__Set problem__.
Pick out the lines below that contain the string "What" and copy them all.
=== Supplied information ===
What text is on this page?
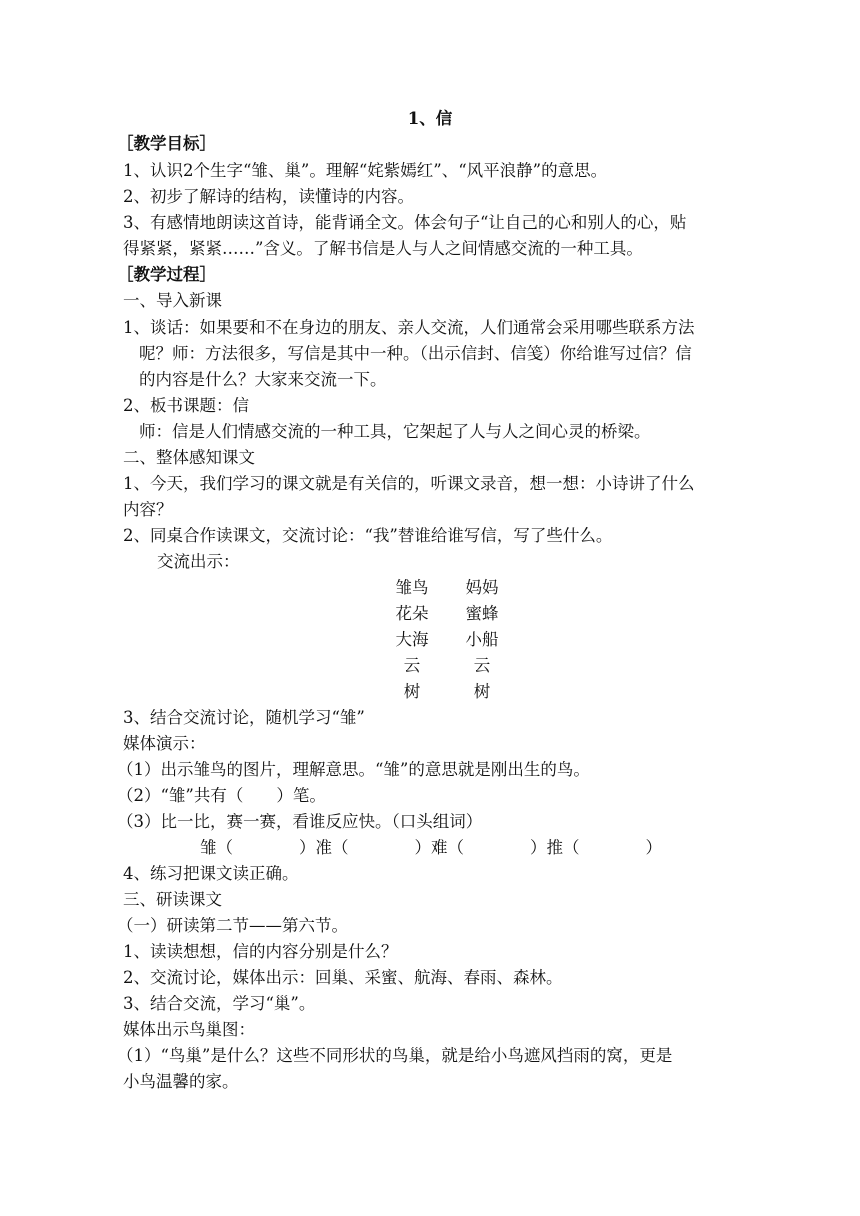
1、信
［教学目标］
1、认识2个生字“雏、巢”。理解“姹紫嫣红”、“风平浪静”的意思。
2、初步了解诗的结构，读懂诗的内容。
3、有感情地朗读这首诗，能背诵全文。体会句子“让自己的心和别人的心，贴
得紧紧，紧紧……”含义。了解书信是人与人之间情感交流的一种工具。
［教学过程］
一、导入新课
1、谈话：如果要和不在身边的朋友、亲人交流，人们通常会采用哪些联系方法
呢？师：方法很多，写信是其中一种。（出示信封、信笺）你给谁写过信？信
的内容是什么？大家来交流一下。
2、板书课题：信
师：信是人们情感交流的一种工具，它架起了人与人之间心灵的桥梁。
二、整体感知课文
1、今天，我们学习的课文就是有关信的，听课文录音，想一想：小诗讲了什么
内容？
2、同桌合作读课文，交流讨论：“我”替谁给谁写信，写了些什么。
交流出示：
雏鸟	妈妈
花朵	蜜蜂
大海	小船
云	云
树	树
3、结合交流讨论，随机学习“雏”
媒体演示：
（1）出示雏鸟的图片，理解意思。“雏”的意思就是刚出生的鸟。
（2）“雏”共有（　　）笔。
（3）比一比，赛一赛，看谁反应快。（口头组词）
雏（　　　　）准（　　　　）难（　　　　）推（　　　　）
4、练习把课文读正确。
三、研读课文
（一）研读第二节——第六节。
1、读读想想，信的内容分别是什么？
2、交流讨论，媒体出示：回巢、采蜜、航海、春雨、森林。
3、结合交流，学习“巢”。
媒体出示鸟巢图：
（1）“鸟巢”是什么？这些不同形状的鸟巢，就是给小鸟遮风挡雨的窝，更是
小鸟温馨的家。
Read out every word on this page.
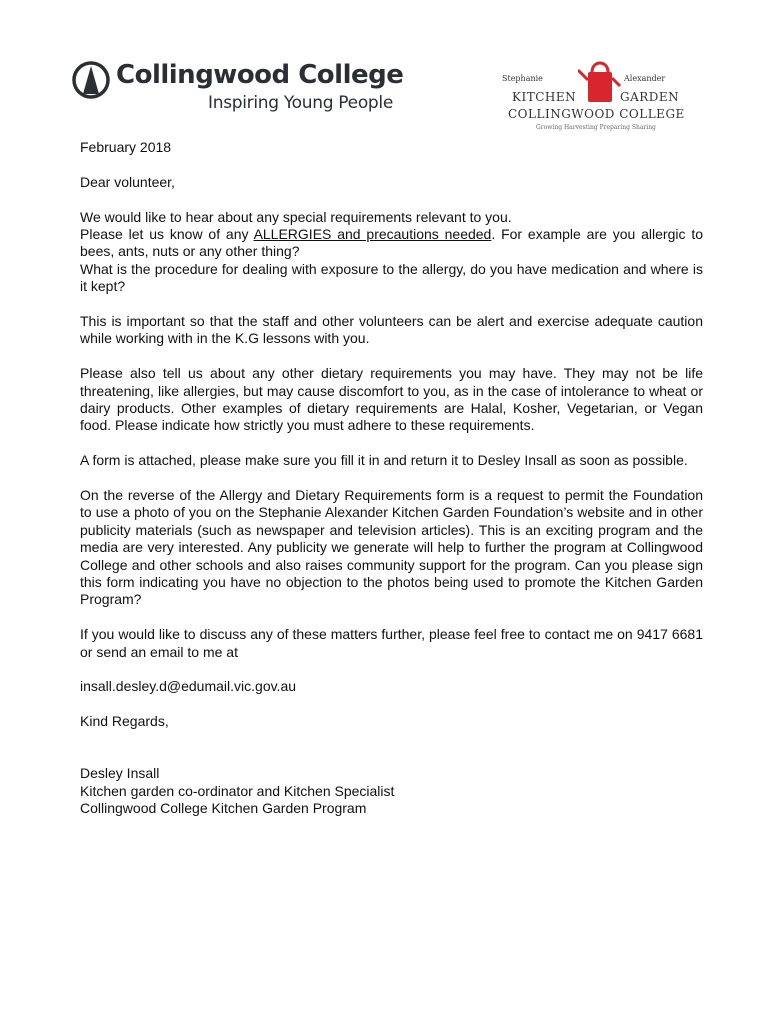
Collingwood College
Inspiring Young People
Stephanie	Alexander
KITCHEN	GARDEN
COLLINGWOOD COLLEGE
Growing Harvesting Preparing Sharing

February 2018

Dear volunteer,

We would like to hear about any special requirements relevant to you.
Please let us know of any ALLERGIES and precautions needed. For example are you allergic to bees, ants, nuts or any other thing?
What is the procedure for dealing with exposure to the allergy, do you have medication and where is it kept?

This is important so that the staff and other volunteers can be alert and exercise adequate caution while working with in the K.G lessons with you.

Please also tell us about any other dietary requirements you may have. They may not be life threatening, like allergies, but may cause discomfort to you, as in the case of intolerance to wheat or dairy products. Other examples of dietary requirements are Halal, Kosher, Vegetarian, or Vegan food. Please indicate how strictly you must adhere to these requirements.

A form is attached, please make sure you fill it in and return it to Desley Insall as soon as possible.

On the reverse of the Allergy and Dietary Requirements form is a request to permit the Foundation to use a photo of you on the Stephanie Alexander Kitchen Garden Foundation’s website and in other publicity materials (such as newspaper and television articles). This is an exciting program and the media are very interested. Any publicity we generate will help to further the program at Collingwood College and other schools and also raises community support for the program. Can you please sign this form indicating you have no objection to the photos being used to promote the Kitchen Garden Program?

If you would like to discuss any of these matters further, please feel free to contact me on 9417 6681 or send an email to me at

insall.desley.d@edumail.vic.gov.au

Kind Regards,

Desley Insall
Kitchen garden co-ordinator and Kitchen Specialist
Collingwood College Kitchen Garden Program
===
__Response__.
What text is on this page?
What is the procedure for dealing with exposure to the allergy, do you have medication and where is it kept?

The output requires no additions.